## [What needs to be done]
Report only the number of lines that hold the word "label".

------ Data for this exercise

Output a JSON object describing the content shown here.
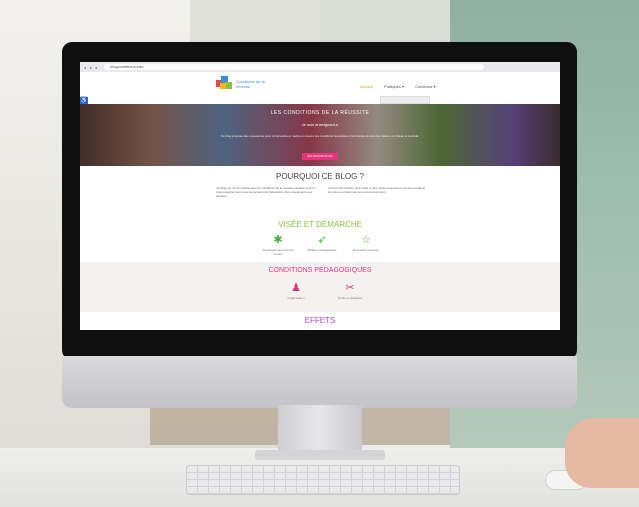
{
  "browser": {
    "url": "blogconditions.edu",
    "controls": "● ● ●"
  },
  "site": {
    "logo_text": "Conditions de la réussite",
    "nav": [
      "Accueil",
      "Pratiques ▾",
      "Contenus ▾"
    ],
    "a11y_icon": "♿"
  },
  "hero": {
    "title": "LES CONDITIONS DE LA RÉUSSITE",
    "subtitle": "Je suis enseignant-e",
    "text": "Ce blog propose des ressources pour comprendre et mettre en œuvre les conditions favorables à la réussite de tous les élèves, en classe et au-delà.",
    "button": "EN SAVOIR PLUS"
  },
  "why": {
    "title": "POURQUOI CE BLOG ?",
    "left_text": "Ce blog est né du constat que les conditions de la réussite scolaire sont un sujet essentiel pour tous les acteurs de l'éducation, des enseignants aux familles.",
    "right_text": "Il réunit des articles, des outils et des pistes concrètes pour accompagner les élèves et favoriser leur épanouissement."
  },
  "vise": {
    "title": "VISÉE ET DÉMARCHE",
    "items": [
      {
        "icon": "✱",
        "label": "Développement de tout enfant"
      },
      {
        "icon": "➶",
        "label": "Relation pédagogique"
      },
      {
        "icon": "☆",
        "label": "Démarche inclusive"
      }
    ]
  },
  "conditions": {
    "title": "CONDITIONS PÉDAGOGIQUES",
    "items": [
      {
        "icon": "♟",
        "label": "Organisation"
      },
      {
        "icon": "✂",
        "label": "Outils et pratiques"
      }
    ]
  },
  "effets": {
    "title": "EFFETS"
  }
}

------------
------ Data for this exercise

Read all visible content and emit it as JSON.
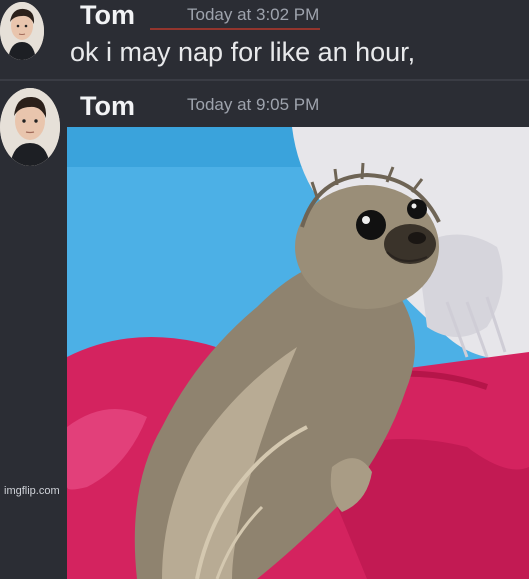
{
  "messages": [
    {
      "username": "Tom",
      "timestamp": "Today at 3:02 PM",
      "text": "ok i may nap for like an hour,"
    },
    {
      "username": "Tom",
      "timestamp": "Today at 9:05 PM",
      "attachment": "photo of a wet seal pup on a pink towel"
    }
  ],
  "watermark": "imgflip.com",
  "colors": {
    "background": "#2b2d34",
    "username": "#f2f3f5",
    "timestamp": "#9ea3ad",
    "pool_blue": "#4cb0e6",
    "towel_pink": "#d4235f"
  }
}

------------

## [Output for this exercise]
5